● Written task:
Print the listing as it stands, omitting all images.

● Data listing:
begin

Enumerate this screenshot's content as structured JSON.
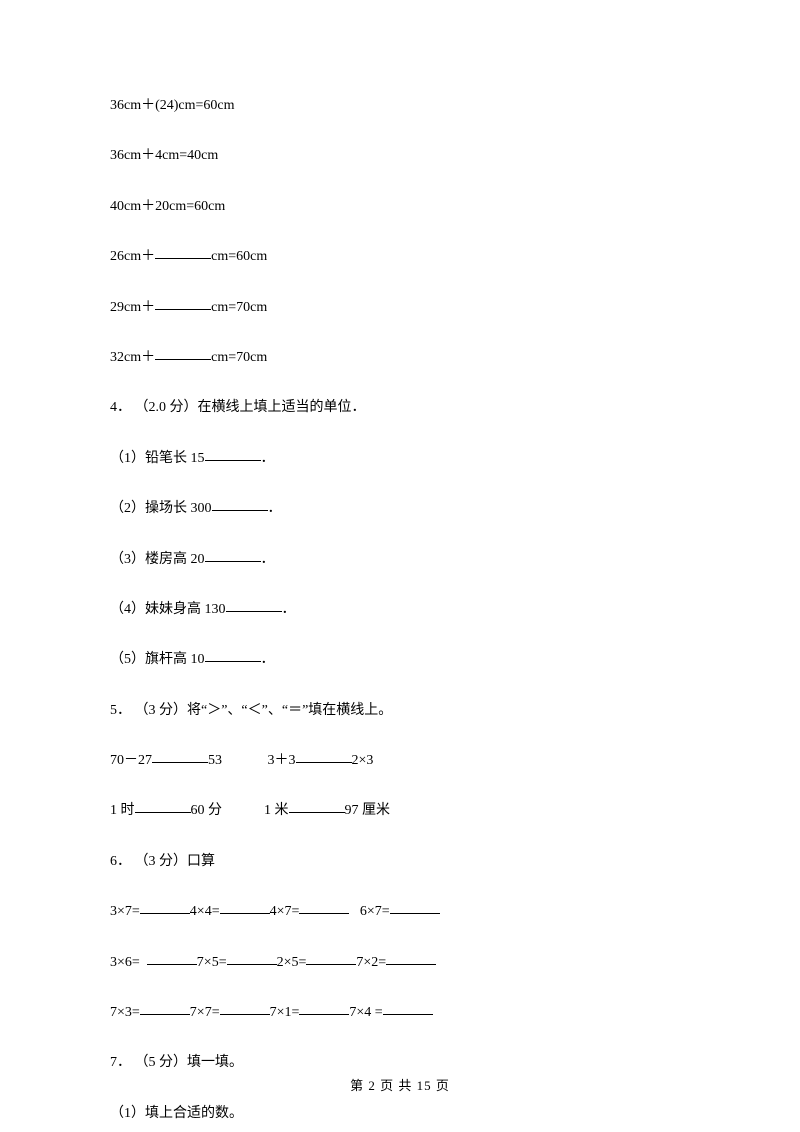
{
  "lines": {
    "l1": "36cm＋(24)cm=60cm",
    "l2": "36cm＋4cm=40cm",
    "l3": "40cm＋20cm=60cm",
    "l4a": "26cm＋",
    "l4b": "cm=60cm",
    "l5a": "29cm＋",
    "l5b": "cm=70cm",
    "l6a": "32cm＋",
    "l6b": "cm=70cm",
    "q4": "4． （2.0 分）在横线上填上适当的单位．",
    "q4_1a": "（1）铅笔长 15",
    "q4_1b": "．",
    "q4_2a": "（2）操场长 300",
    "q4_2b": "．",
    "q4_3a": "（3）楼房高 20",
    "q4_3b": "．",
    "q4_4a": "（4）妹妹身高 130",
    "q4_4b": "．",
    "q4_5a": "（5）旗杆高 10",
    "q4_5b": "．",
    "q5": "5． （3 分）将“＞”、“＜”、“＝”填在横线上。",
    "q5_r1a": "70－27",
    "q5_r1b": "53             3＋3",
    "q5_r1c": "2×3",
    "q5_r2a": "1 时",
    "q5_r2b": "60 分            1 米",
    "q5_r2c": "97 厘米",
    "q6": "6． （3 分）口算",
    "q6_r1a": "3×7=",
    "q6_r1b": "4×4=",
    "q6_r1c": "4×7=",
    "q6_r1d": "   6×7=",
    "q6_r2a": "3×6=  ",
    "q6_r2b": "7×5=",
    "q6_r2c": "2×5=",
    "q6_r2d": "7×2=",
    "q6_r3a": "7×3=",
    "q6_r3b": "7×7=",
    "q6_r3c": "7×1=",
    "q6_r3d": "7×4 =",
    "q7": "7． （5 分）填一填。",
    "q7_1": "（1）填上合适的数。"
  },
  "footer": "第 2 页 共 15 页"
}
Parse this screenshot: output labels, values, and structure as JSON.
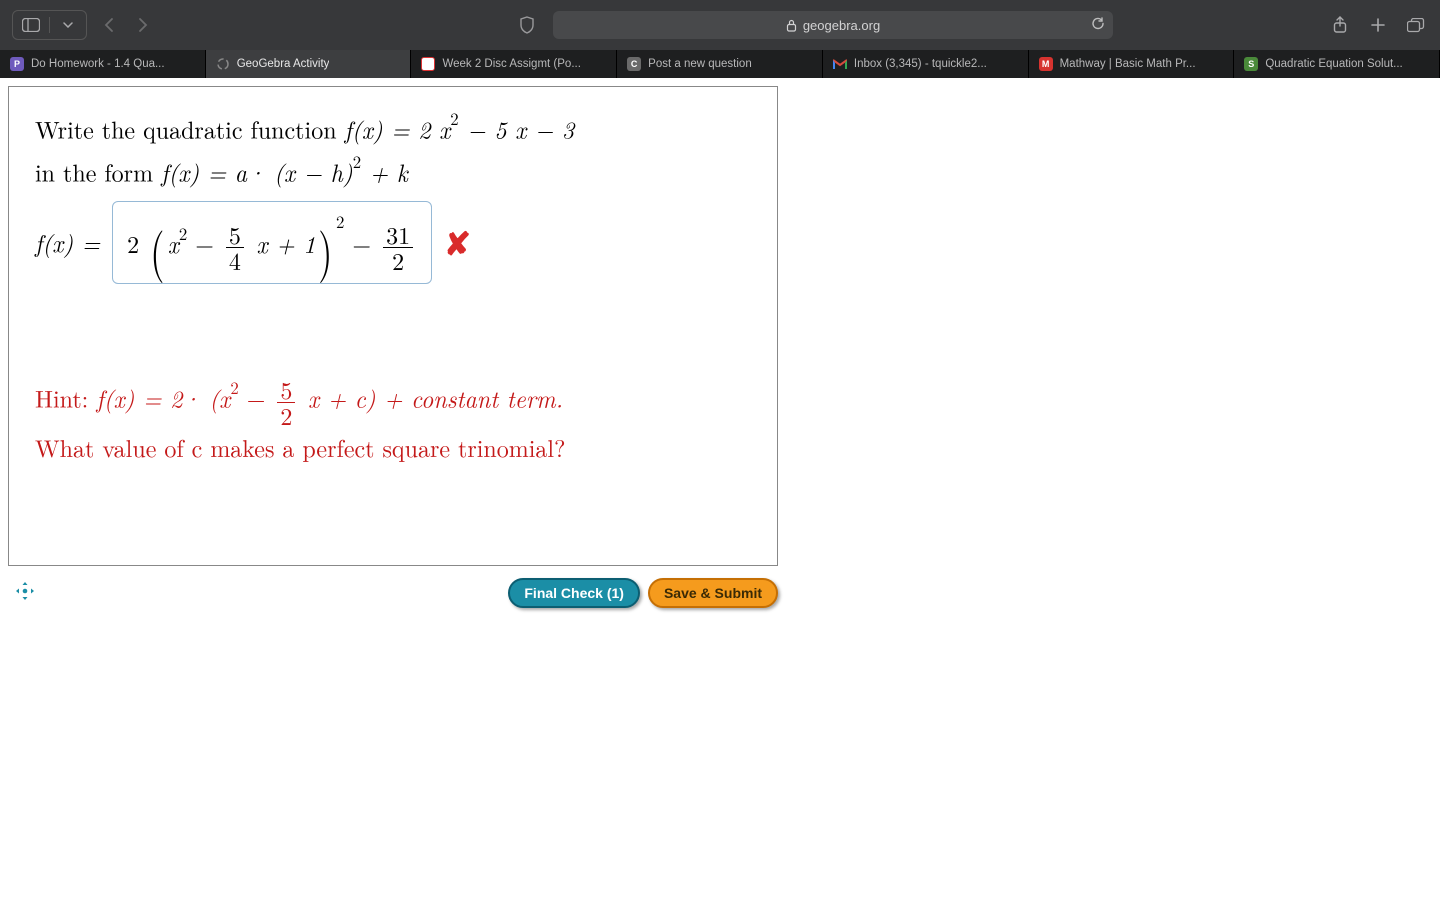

end

● The answer:
Enumerate this screenshot's content as structured JSON.
{
  "lines": {
    "l1": "36cm＋(24)cm=60cm",
    "l2": "36cm＋4cm=40cm",
    "l3": "40cm＋20cm=60cm",
    "l4a": "26cm＋",
    "l4b": "cm=60cm",
    "l5a": "29cm＋",
    "l5b": "cm=70cm",
    "l6a": "32cm＋",
    "l6b": "cm=70cm",
    "q4": "4． （2.0 分）在横线上填上适当的单位．",
    "q4_1a": "（1）铅笔长 15",
    "q4_1b": "．",
    "q4_2a": "（2）操场长 300",
    "q4_2b": "．",
    "q4_3a": "（3）楼房高 20",
    "q4_3b": "．",
    "q4_4a": "（4）妹妹身高 130",
    "q4_4b": "．",
    "q4_5a": "（5）旗杆高 10",
    "q4_5b": "．",
    "q5": "5． （3 分）将“＞”、“＜”、“＝”填在横线上。",
    "q5_r1a": "70－27",
    "q5_r1b": "53             3＋3",
    "q5_r1c": "2×3",
    "q5_r2a": "1 时",
    "q5_r2b": "60 分            1 米",
    "q5_r2c": "97 厘米",
    "q6": "6． （3 分）口算",
    "q6_r1a": "3×7=",
    "q6_r1b": "4×4=",
    "q6_r1c": "4×7=",
    "q6_r1d": "   6×7=",
    "q6_r2a": "3×6=  ",
    "q6_r2b": "7×5=",
    "q6_r2c": "2×5=",
    "q6_r2d": "7×2=",
    "q6_r3a": "7×3=",
    "q6_r3b": "7×7=",
    "q6_r3c": "7×1=",
    "q6_r3d": "7×4 =",
    "q7": "7． （5 分）填一填。",
    "q7_1": "（1）填上合适的数。"
  },
  "footer": "第 2 页 共 15 页"
}
Parse this screenshot: output labels, values, and structure as JSON.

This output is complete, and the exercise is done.